- TASK DETAILS: Quote the data below in full, please, without altering anything.

[Excerpts from a figure dataset]
========================

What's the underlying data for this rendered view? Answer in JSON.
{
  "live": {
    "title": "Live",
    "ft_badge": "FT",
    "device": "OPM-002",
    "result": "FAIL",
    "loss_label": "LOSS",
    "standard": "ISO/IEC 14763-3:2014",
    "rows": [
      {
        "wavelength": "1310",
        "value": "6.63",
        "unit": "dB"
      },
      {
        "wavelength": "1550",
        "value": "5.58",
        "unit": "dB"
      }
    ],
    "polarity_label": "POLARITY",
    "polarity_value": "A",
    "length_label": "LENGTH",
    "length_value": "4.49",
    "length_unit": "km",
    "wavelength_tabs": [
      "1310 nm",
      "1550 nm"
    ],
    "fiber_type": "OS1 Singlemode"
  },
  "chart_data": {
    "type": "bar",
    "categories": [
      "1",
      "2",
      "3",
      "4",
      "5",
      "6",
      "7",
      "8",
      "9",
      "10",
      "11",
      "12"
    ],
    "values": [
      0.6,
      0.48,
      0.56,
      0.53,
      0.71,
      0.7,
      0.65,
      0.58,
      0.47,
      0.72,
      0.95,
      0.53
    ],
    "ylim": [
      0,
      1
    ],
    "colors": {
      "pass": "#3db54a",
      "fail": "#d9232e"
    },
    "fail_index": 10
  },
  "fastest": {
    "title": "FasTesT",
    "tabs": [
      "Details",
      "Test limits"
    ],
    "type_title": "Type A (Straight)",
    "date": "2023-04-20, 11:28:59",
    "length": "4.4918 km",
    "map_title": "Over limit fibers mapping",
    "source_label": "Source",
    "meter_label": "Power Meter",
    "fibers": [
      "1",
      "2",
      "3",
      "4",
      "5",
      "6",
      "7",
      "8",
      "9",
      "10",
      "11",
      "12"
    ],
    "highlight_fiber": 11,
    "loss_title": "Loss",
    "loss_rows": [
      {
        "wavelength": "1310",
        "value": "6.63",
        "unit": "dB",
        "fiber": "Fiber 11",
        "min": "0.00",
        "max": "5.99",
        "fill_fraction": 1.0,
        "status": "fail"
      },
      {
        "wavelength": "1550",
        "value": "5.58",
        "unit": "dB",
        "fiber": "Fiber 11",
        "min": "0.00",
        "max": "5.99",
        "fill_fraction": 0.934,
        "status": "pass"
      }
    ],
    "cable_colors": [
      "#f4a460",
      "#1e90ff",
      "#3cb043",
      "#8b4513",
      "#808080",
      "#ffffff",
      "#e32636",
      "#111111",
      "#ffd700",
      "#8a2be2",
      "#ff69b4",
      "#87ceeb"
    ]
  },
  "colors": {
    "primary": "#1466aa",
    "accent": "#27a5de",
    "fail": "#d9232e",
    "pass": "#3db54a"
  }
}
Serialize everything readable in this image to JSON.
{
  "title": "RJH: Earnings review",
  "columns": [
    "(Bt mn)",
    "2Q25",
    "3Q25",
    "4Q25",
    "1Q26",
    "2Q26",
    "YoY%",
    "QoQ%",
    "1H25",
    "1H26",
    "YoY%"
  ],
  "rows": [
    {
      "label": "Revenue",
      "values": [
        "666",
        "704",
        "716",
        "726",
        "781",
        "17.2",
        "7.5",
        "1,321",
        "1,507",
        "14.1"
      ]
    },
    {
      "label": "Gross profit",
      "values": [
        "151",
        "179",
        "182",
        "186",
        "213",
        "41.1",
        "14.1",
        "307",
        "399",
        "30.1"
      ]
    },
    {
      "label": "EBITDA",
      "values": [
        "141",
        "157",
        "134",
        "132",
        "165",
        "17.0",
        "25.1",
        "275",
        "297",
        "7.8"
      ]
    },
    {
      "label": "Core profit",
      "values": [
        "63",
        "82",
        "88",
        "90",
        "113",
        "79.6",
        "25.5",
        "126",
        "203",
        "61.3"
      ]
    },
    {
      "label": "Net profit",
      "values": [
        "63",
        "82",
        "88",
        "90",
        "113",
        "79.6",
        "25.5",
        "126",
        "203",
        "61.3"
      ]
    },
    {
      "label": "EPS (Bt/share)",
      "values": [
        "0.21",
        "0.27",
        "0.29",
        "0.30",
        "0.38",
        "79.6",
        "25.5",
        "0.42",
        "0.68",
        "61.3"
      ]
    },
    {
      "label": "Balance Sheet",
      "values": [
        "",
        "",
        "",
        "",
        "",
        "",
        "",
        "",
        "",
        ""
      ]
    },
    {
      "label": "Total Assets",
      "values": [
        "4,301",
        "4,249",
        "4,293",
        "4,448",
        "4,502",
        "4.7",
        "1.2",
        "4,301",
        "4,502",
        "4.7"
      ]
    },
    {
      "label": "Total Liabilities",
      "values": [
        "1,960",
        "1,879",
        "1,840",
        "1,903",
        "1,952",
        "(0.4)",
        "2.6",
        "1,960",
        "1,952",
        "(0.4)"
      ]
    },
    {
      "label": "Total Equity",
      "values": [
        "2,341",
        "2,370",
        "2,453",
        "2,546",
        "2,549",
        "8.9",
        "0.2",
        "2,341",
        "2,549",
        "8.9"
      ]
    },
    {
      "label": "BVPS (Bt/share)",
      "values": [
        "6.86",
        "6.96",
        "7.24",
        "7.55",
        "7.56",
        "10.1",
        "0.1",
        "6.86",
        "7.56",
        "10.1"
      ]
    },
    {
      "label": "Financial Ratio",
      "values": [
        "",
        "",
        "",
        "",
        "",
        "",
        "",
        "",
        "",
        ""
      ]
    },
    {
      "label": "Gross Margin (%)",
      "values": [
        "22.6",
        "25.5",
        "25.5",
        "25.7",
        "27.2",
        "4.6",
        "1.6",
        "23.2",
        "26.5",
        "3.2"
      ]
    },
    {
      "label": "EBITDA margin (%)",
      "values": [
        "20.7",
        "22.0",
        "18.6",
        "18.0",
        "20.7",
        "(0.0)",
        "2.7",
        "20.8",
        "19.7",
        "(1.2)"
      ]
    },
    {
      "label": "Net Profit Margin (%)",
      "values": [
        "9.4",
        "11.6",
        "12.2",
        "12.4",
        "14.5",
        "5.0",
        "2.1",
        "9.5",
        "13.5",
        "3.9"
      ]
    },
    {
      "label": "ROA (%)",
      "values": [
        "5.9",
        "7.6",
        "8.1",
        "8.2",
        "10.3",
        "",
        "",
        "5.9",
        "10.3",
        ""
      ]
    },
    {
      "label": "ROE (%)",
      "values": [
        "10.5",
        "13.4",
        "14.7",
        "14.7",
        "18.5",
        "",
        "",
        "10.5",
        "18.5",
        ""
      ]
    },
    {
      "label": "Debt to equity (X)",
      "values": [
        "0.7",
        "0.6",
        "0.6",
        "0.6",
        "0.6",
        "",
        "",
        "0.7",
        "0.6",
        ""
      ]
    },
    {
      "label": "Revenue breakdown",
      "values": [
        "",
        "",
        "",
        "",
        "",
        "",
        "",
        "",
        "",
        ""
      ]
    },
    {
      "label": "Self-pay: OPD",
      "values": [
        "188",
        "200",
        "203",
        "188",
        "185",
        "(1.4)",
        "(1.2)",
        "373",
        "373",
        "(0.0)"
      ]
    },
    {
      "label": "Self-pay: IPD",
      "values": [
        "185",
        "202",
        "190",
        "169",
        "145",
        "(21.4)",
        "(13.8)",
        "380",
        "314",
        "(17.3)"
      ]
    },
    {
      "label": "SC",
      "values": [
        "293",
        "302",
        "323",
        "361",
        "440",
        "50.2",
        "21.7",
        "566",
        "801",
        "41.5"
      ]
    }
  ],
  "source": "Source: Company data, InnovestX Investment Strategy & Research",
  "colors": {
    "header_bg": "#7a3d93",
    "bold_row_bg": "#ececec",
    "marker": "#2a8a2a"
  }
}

========================

- SOLUTION BELOW:
What's the underlying data for this rendered view? Answer in JSON.
{
  "live": {
    "title": "Live",
    "ft_badge": "FT",
    "device": "OPM-002",
    "result": "FAIL",
    "loss_label": "LOSS",
    "standard": "ISO/IEC 14763-3:2014",
    "rows": [
      {
        "wavelength": "1310",
        "value": "6.63",
        "unit": "dB"
      },
      {
        "wavelength": "1550",
        "value": "5.58",
        "unit": "dB"
      }
    ],
    "polarity_label": "POLARITY",
    "polarity_value": "A",
    "length_label": "LENGTH",
    "length_value": "4.49",
    "length_unit": "km",
    "wavelength_tabs": [
      "1310 nm",
      "1550 nm"
    ],
    "fiber_type": "OS1 Singlemode"
  },
  "chart_data": {
    "type": "bar",
    "categories": [
      "1",
      "2",
      "3",
      "4",
      "5",
      "6",
      "7",
      "8",
      "9",
      "10",
      "11",
      "12"
    ],
    "values": [
      0.6,
      0.48,
      0.56,
      0.53,
      0.71,
      0.7,
      0.65,
      0.58,
      0.47,
      0.72,
      0.95,
      0.53
    ],
    "ylim": [
      0,
      1
    ],
    "colors": {
      "pass": "#3db54a",
      "fail": "#d9232e"
    },
    "fail_index": 10
  },
  "fastest": {
    "title": "FasTesT",
    "tabs": [
      "Details",
      "Test limits"
    ],
    "type_title": "Type A (Straight)",
    "date": "2023-04-20, 11:28:59",
    "length": "4.4918 km",
    "map_title": "Over limit fibers mapping",
    "source_label": "Source",
    "meter_label": "Power Meter",
    "fibers": [
      "1",
      "2",
      "3",
      "4",
      "5",
      "6",
      "7",
      "8",
      "9",
      "10",
      "11",
      "12"
    ],
    "highlight_fiber": 11,
    "loss_title": "Loss",
    "loss_rows": [
      {
        "wavelength": "1310",
        "value": "6.63",
        "unit": "dB",
        "fiber": "Fiber 11",
        "min": "0.00",
        "max": "5.99",
        "fill_fraction": 1.0,
        "status": "fail"
      },
      {
        "wavelength": "1550",
        "value": "5.58",
        "unit": "dB",
        "fiber": "Fiber 11",
        "min": "0.00",
        "max": "5.99",
        "fill_fraction": 0.934,
        "status": "pass"
      }
    ],
    "cable_colors": [
      "#f4a460",
      "#1e90ff",
      "#3cb043",
      "#8b4513",
      "#808080",
      "#ffffff",
      "#e32636",
      "#111111",
      "#ffd700",
      "#8a2be2",
      "#ff69b4",
      "#87ceeb"
    ]
  },
  "colors": {
    "primary": "#1466aa",
    "accent": "#27a5de",
    "fail": "#d9232e",
    "pass": "#3db54a"
  }
}
Serialize everything readable in this image to JSON.
{
  "title": "RJH: Earnings review",
  "columns": [
    "(Bt mn)",
    "2Q25",
    "3Q25",
    "4Q25",
    "1Q26",
    "2Q26",
    "YoY%",
    "QoQ%",
    "1H25",
    "1H26",
    "YoY%"
  ],
  "rows": [
    {
      "label": "Revenue",
      "values": [
        "666",
        "704",
        "716",
        "726",
        "781",
        "17.2",
        "7.5",
        "1,321",
        "1,507",
        "14.1"
      ]
    },
    {
      "label": "Gross profit",
      "values": [
        "151",
        "179",
        "182",
        "186",
        "213",
        "41.1",
        "14.1",
        "307",
        "399",
        "30.1"
      ]
    },
    {
      "label": "EBITDA",
      "values": [
        "141",
        "157",
        "134",
        "132",
        "165",
        "17.0",
        "25.1",
        "275",
        "297",
        "7.8"
      ]
    },
    {
      "label": "Core profit",
      "values": [
        "63",
        "82",
        "88",
        "90",
        "113",
        "79.6",
        "25.5",
        "126",
        "203",
        "61.3"
      ]
    },
    {
      "label": "Net profit",
      "values": [
        "63",
        "82",
        "88",
        "90",
        "113",
        "79.6",
        "25.5",
        "126",
        "203",
        "61.3"
      ]
    },
    {
      "label": "EPS (Bt/share)",
      "values": [
        "0.21",
        "0.27",
        "0.29",
        "0.30",
        "0.38",
        "79.6",
        "25.5",
        "0.42",
        "0.68",
        "61.3"
      ]
    },
    {
      "label": "Balance Sheet",
      "values": [
        "",
        "",
        "",
        "",
        "",
        "",
        "",
        "",
        "",
        ""
      ]
    },
    {
      "label": "Total Assets",
      "values": [
        "4,301",
        "4,249",
        "4,293",
        "4,448",
        "4,502",
        "4.7",
        "1.2",
        "4,301",
        "4,502",
        "4.7"
      ]
    },
    {
      "label": "Total Liabilities",
      "values": [
        "1,960",
        "1,879",
        "1,840",
        "1,903",
        "1,952",
        "(0.4)",
        "2.6",
        "1,960",
        "1,952",
        "(0.4)"
      ]
    },
    {
      "label": "Total Equity",
      "values": [
        "2,341",
        "2,370",
        "2,453",
        "2,546",
        "2,549",
        "8.9",
        "0.2",
        "2,341",
        "2,549",
        "8.9"
      ]
    },
    {
      "label": "BVPS (Bt/share)",
      "values": [
        "6.86",
        "6.96",
        "7.24",
        "7.55",
        "7.56",
        "10.1",
        "0.1",
        "6.86",
        "7.56",
        "10.1"
      ]
    },
    {
      "label": "Financial Ratio",
      "values": [
        "",
        "",
        "",
        "",
        "",
        "",
        "",
        "",
        "",
        ""
      ]
    },
    {
      "label": "Gross Margin (%)",
      "values": [
        "22.6",
        "25.5",
        "25.5",
        "25.7",
        "27.2",
        "4.6",
        "1.6",
        "23.2",
        "26.5",
        "3.2"
      ]
    },
    {
      "label": "EBITDA margin (%)",
      "values": [
        "20.7",
        "22.0",
        "18.6",
        "18.0",
        "20.7",
        "(0.0)",
        "2.7",
        "20.8",
        "19.7",
        "(1.2)"
      ]
    },
    {
      "label": "Net Profit Margin (%)",
      "values": [
        "9.4",
        "11.6",
        "12.2",
        "12.4",
        "14.5",
        "5.0",
        "2.1",
        "9.5",
        "13.5",
        "3.9"
      ]
    },
    {
      "label": "ROA (%)",
      "values": [
        "5.9",
        "7.6",
        "8.1",
        "8.2",
        "10.3",
        "",
        "",
        "5.9",
        "10.3",
        ""
      ]
    },
    {
      "label": "ROE (%)",
      "values": [
        "10.5",
        "13.4",
        "14.7",
        "14.7",
        "18.5",
        "",
        "",
        "10.5",
        "18.5",
        ""
      ]
    },
    {
      "label": "Debt to equity (X)",
      "values": [
        "0.7",
        "0.6",
        "0.6",
        "0.6",
        "0.6",
        "",
        "",
        "0.7",
        "0.6",
        ""
      ]
    },
    {
      "label": "Revenue breakdown",
      "values": [
        "",
        "",
        "",
        "",
        "",
        "",
        "",
        "",
        "",
        ""
      ]
    },
    {
      "label": "Self-pay: OPD",
      "values": [
        "188",
        "200",
        "203",
        "188",
        "185",
        "(1.4)",
        "(1.2)",
        "373",
        "373",
        "(0.0)"
      ]
    },
    {
      "label": "Self-pay: IPD",
      "values": [
        "185",
        "202",
        "190",
        "169",
        "145",
        "(21.4)",
        "(13.8)",
        "380",
        "314",
        "(17.3)"
      ]
    },
    {
      "label": "SC",
      "values": [
        "293",
        "302",
        "323",
        "361",
        "440",
        "50.2",
        "21.7",
        "566",
        "801",
        "41.5"
      ]
    }
  ],
  "source": "Source: Company data, InnovestX Investment Strategy & Research",
  "colors": {
    "header_bg": "#7a3d93",
    "bold_row_bg": "#ececec",
    "marker": "#2a8a2a"
  }
}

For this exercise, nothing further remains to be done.